Set task: Tally up the lines where the string "name" appears; reply with the number only.

--- Start of Input for this task ---

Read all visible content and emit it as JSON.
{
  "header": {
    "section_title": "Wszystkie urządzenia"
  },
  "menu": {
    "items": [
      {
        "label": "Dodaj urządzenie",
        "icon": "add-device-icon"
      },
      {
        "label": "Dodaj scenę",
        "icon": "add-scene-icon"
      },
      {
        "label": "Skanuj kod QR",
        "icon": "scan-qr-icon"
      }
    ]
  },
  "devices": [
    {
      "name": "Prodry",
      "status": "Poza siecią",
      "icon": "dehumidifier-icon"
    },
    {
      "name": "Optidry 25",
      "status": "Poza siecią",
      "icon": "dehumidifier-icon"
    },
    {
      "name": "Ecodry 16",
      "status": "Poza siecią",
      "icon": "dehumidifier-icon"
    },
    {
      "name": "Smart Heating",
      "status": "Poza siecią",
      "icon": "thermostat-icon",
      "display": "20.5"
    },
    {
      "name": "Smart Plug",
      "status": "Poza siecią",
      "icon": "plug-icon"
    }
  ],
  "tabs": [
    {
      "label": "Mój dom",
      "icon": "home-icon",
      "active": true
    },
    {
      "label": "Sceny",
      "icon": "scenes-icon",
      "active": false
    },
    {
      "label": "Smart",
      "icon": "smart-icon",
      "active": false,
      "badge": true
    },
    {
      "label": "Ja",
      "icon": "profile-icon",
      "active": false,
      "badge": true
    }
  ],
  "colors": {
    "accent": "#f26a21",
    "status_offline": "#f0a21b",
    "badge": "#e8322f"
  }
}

--- End of Input for this task ---

Reply: 5